To do:
Return the number of lines holding "厦门大学出版社", with nothing added.

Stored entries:

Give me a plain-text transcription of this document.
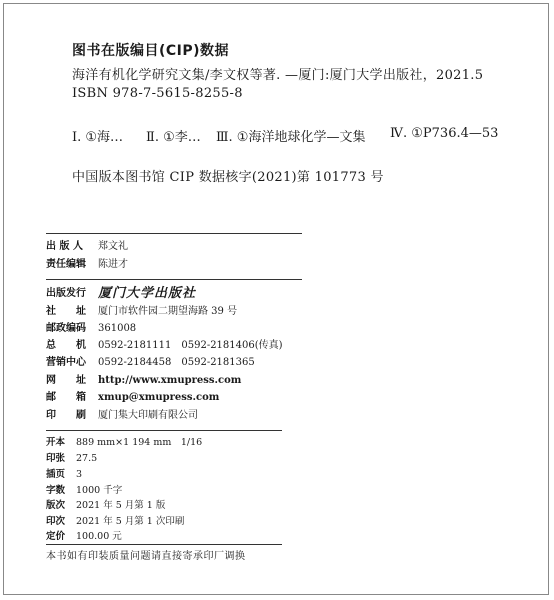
图书在版编目(CIP)数据
海洋有机化学研究文集/李文权等著. —厦门:厦门大学出版社，2021.5
ISBN 978-7-5615-8255-8
Ⅰ. ①海… Ⅱ. ①李… Ⅲ. ①海洋地球化学—文集 Ⅳ. ①P736.4—53
中国版本图书馆 CIP 数据核字(2021)第 101773 号
出 版 人 郑文礼
责任编辑 陈进才
出版发行 厦门大学出版社
社　　址 厦门市软件园二期望海路 39 号
邮政编码 361008
总　　机 0592-2181111　0592-2181406(传真)
营销中心 0592-2184458　0592-2181365
网　　址 http://www.xmupress.com
邮　　箱 xmup@xmupress.com
印　　刷 厦门集大印刷有限公司
开本 889 mm×1 194 mm　1/16
印张 27.5
插页 3
字数 1000 千字
版次 2021 年 5 月第 1 版
印次 2021 年 5 月第 1 次印刷
定价 100.00 元
本书如有印装质量问题请直接寄承印厂调换
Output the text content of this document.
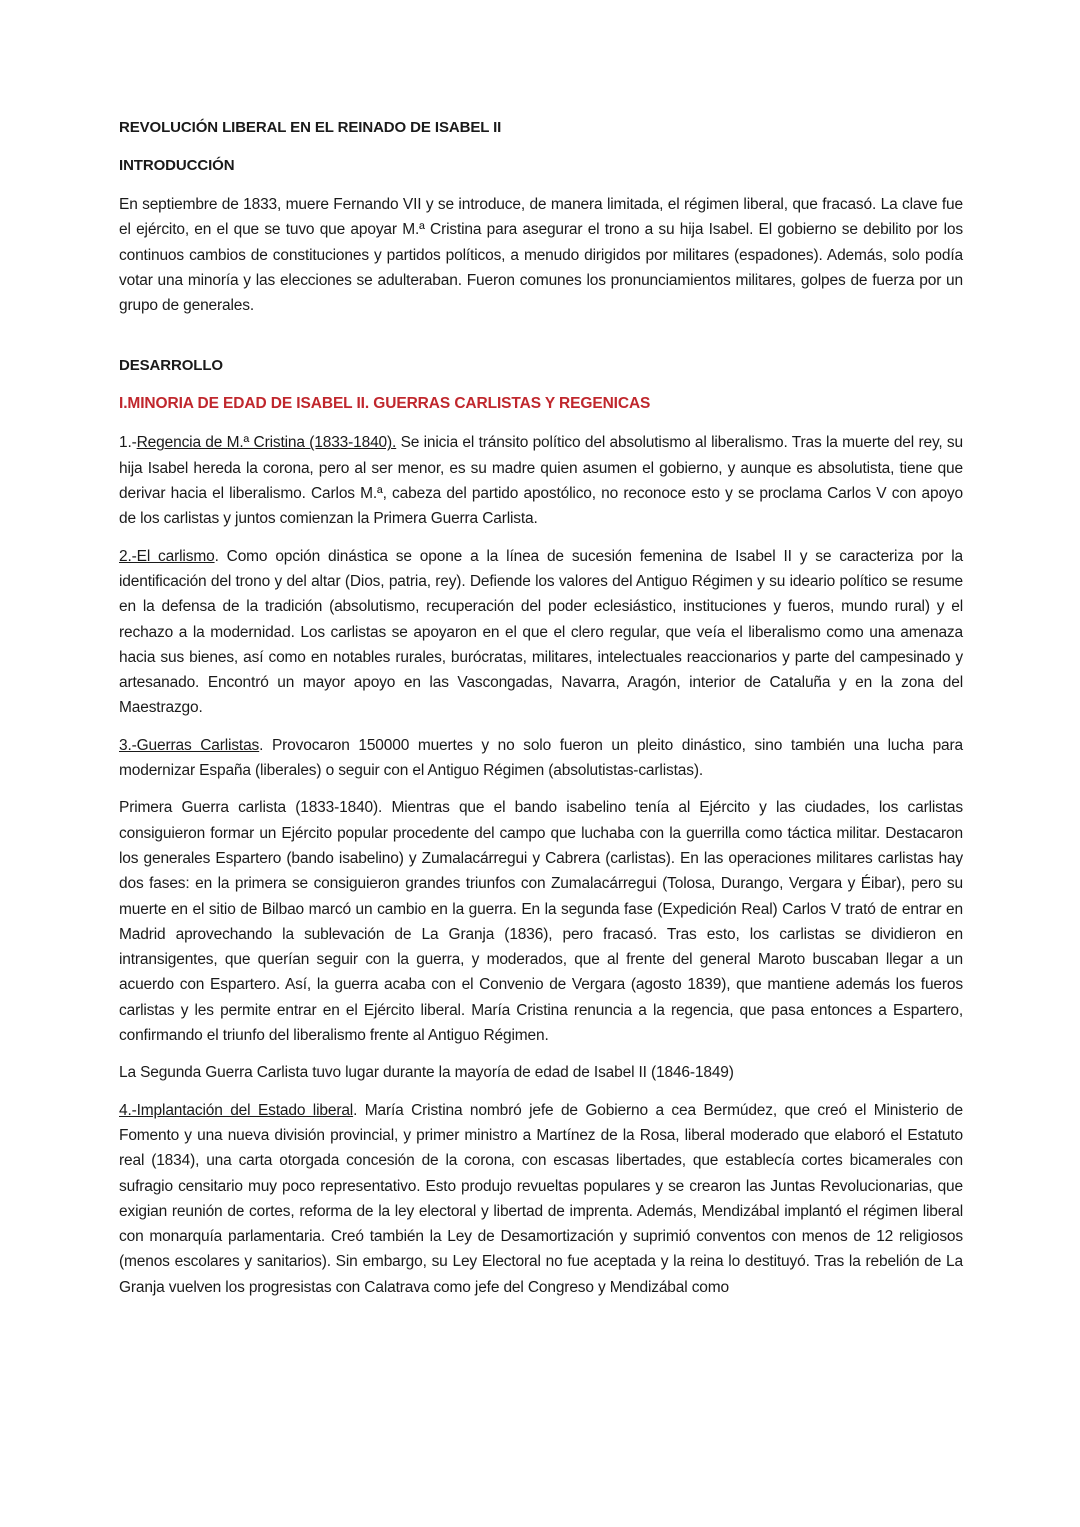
REVOLUCIÓN LIBERAL EN EL REINADO DE ISABEL II
INTRODUCCIÓN

En septiembre de 1833, muere Fernando VII y se introduce, de manera limitada, el régimen liberal, que fracasó. La clave fue el ejército, en el que se tuvo que apoyar M.ª Cristina para asegurar el trono a su hija Isabel. El gobierno se debilito por los continuos cambios de constituciones y partidos políticos, a menudo dirigidos por militares (espadones). Además, solo podía votar una minoría y las elecciones se adulteraban. Fueron comunes los pronunciamientos militares, golpes de fuerza por un grupo de generales.

DESARROLLO
I.MINORIA DE EDAD DE ISABEL II. GUERRAS CARLISTAS Y REGENICAS

1.-Regencia de M.ª Cristina (1833-1840). Se inicia el tránsito político del absolutismo al liberalismo. Tras la muerte del rey, su hija Isabel hereda la corona, pero al ser menor, es su madre quien asumen el gobierno, y aunque es absolutista, tiene que derivar hacia el liberalismo. Carlos M.ª, cabeza del partido apostólico, no reconoce esto y se proclama Carlos V con apoyo de los carlistas y juntos comienzan la Primera Guerra Carlista.

2.-El carlismo. Como opción dinástica se opone a la línea de sucesión femenina de Isabel II y se caracteriza por la identificación del trono y del altar (Dios, patria, rey). Defiende los valores del Antiguo Régimen y su ideario político se resume en la defensa de la tradición (absolutismo, recuperación del poder eclesiástico, instituciones y fueros, mundo rural) y el rechazo a la modernidad. Los carlistas se apoyaron en el que el clero regular, que veía el liberalismo como una amenaza hacia sus bienes, así como en notables rurales, burócratas, militares, intelectuales reaccionarios y parte del campesinado y artesanado. Encontró un mayor apoyo en las Vascongadas, Navarra, Aragón, interior de Cataluña y en la zona del Maestrazgo.

3.-Guerras Carlistas. Provocaron 150000 muertes y no solo fueron un pleito dinástico, sino también una lucha para modernizar España (liberales) o seguir con el Antiguo Régimen (absolutistas-carlistas).

Primera Guerra carlista (1833-1840). Mientras que el bando isabelino tenía al Ejército y las ciudades, los carlistas consiguieron formar un Ejército popular procedente del campo que luchaba con la guerrilla como táctica militar. Destacaron los generales Espartero (bando isabelino) y Zumalacárregui y Cabrera (carlistas). En las operaciones militares carlistas hay dos fases: en la primera se consiguieron grandes triunfos con Zumalacárregui (Tolosa, Durango, Vergara y Éibar), pero su muerte en el sitio de Bilbao marcó un cambio en la guerra. En la segunda fase (Expedición Real) Carlos V trató de entrar en Madrid aprovechando la sublevación de La Granja (1836), pero fracasó. Tras esto, los carlistas se dividieron en intransigentes, que querían seguir con la guerra, y moderados, que al frente del general Maroto buscaban llegar a un acuerdo con Espartero. Así, la guerra acaba con el Convenio de Vergara (agosto 1839), que mantiene además los fueros carlistas y les permite entrar en el Ejército liberal. María Cristina renuncia a la regencia, que pasa entonces a Espartero, confirmando el triunfo del liberalismo frente al Antiguo Régimen.

La Segunda Guerra Carlista tuvo lugar durante la mayoría de edad de Isabel II (1846-1849)

4.-Implantación del Estado liberal. María Cristina nombró jefe de Gobierno a cea Bermúdez, que creó el Ministerio de Fomento y una nueva división provincial, y primer ministro a Martínez de la Rosa, liberal moderado que elaboró el Estatuto real (1834), una carta otorgada concesión de la corona, con escasas libertades, que establecía cortes bicamerales con sufragio censitario muy poco representativo. Esto produjo revueltas populares y se crearon las Juntas Revolucionarias, que exigian reunión de cortes, reforma de la ley electoral y libertad de imprenta. Además, Mendizábal implantó el régimen liberal con monarquía parlamentaria. Creó también la Ley de Desamortización y suprimió conventos con menos de 12 religiosos (menos escolares y sanitarios). Sin embargo, su Ley Electoral no fue aceptada y la reina lo destituyó. Tras la rebelión de La Granja vuelven los progresistas con Calatrava como jefe del Congreso y Mendizábal como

Response to this exercise:
2